Material for this exercise.

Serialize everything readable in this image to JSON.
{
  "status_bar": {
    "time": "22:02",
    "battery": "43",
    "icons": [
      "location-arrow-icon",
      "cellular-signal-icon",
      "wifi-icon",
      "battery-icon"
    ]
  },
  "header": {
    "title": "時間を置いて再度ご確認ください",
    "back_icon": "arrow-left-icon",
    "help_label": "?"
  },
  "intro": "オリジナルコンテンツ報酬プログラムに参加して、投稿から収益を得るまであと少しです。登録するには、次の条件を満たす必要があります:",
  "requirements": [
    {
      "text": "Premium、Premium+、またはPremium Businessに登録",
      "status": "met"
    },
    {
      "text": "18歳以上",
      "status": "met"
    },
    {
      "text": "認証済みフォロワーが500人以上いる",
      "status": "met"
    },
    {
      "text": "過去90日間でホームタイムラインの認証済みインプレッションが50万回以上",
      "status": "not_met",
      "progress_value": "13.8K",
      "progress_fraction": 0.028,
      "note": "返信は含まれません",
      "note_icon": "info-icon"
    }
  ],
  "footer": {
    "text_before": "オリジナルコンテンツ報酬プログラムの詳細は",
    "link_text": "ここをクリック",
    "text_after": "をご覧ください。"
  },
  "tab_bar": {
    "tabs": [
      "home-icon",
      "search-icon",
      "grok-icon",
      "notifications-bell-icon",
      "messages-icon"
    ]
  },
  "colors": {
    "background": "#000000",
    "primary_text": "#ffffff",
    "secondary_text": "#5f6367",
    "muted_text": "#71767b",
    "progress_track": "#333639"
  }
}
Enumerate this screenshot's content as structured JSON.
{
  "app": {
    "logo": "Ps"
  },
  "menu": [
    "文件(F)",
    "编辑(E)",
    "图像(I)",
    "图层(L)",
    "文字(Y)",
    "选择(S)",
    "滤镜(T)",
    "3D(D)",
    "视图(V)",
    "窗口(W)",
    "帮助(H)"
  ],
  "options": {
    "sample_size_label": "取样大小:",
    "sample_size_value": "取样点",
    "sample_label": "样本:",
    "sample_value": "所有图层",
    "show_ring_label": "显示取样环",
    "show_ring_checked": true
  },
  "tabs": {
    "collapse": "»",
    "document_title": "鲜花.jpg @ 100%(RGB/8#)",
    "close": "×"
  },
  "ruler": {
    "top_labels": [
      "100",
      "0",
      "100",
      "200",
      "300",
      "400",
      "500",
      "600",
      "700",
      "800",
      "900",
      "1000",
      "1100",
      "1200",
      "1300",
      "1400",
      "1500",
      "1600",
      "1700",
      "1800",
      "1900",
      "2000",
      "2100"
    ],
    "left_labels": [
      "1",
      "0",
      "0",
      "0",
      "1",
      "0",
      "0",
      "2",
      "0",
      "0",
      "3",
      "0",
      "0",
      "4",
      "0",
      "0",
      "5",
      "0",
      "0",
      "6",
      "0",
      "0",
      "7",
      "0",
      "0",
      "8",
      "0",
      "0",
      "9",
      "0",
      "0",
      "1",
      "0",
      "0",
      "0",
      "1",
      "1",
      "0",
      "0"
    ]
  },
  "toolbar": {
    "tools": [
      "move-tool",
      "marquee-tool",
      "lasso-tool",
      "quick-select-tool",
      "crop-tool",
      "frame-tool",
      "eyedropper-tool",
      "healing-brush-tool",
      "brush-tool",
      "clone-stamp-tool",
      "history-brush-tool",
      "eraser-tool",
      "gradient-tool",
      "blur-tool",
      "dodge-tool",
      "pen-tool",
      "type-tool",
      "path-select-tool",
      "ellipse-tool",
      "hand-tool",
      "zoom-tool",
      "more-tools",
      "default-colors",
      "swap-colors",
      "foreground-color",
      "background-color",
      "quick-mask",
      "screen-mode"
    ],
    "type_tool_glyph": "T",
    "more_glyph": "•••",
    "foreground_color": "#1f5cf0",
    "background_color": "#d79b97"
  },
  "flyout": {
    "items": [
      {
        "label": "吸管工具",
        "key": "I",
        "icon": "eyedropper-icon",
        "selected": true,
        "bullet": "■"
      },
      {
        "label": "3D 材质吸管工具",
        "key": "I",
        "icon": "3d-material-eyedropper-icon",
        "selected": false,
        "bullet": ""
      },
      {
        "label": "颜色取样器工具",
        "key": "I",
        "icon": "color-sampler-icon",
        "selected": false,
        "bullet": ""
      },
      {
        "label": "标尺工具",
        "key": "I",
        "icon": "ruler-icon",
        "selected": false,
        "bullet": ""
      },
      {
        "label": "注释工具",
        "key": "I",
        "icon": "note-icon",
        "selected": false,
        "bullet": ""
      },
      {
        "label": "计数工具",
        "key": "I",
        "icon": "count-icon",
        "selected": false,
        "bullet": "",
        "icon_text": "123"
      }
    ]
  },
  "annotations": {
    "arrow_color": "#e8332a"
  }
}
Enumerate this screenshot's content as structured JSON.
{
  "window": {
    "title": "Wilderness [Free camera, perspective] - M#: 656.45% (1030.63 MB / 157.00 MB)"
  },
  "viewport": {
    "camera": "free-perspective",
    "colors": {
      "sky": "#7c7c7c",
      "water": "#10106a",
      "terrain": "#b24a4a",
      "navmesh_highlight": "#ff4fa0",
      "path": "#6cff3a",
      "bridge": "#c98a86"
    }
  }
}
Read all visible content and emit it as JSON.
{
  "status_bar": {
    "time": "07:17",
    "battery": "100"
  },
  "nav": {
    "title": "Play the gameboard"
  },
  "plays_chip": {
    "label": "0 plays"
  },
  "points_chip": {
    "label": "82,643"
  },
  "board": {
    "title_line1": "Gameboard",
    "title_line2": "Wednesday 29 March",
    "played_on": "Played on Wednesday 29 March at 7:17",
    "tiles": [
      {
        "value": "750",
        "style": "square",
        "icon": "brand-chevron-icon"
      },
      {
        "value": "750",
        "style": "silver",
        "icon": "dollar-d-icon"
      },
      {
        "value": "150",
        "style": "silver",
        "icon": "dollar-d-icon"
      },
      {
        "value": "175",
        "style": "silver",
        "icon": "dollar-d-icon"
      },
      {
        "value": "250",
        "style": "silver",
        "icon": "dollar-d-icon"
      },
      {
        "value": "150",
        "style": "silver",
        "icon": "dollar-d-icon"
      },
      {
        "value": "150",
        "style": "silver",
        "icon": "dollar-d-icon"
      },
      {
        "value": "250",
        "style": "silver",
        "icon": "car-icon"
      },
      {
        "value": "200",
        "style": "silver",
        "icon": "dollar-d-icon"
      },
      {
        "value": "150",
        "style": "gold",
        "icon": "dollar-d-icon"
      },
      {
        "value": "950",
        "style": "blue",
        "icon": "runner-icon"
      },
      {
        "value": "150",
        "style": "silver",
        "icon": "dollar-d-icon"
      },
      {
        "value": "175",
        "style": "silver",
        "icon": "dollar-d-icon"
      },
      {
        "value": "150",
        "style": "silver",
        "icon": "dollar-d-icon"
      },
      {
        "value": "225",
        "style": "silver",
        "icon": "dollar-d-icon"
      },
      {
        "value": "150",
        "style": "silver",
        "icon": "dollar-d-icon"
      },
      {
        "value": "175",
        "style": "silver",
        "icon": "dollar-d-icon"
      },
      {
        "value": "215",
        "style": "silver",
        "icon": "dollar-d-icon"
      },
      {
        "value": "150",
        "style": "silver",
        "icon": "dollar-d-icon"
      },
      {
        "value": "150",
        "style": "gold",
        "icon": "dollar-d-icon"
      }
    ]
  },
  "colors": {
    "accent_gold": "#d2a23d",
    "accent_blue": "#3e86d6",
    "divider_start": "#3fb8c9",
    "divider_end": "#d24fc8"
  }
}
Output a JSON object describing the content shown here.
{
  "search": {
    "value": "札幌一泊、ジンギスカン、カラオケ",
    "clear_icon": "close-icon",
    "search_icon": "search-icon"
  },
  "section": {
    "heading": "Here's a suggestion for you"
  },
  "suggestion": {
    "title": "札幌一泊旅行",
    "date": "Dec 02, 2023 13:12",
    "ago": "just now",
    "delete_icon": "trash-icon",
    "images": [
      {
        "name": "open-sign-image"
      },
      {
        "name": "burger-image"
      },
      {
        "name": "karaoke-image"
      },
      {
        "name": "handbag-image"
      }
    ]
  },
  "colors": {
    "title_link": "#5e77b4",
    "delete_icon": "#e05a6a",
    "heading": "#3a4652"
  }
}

Problem requirements. Go through the records and show every line with the string "perspective" in it.

Exercise output.
    "title": "Wilderness [Free camera, perspective] - M#: 656.45% (1030.63 MB / 157.00 MB)"
    "camera": "free-perspective",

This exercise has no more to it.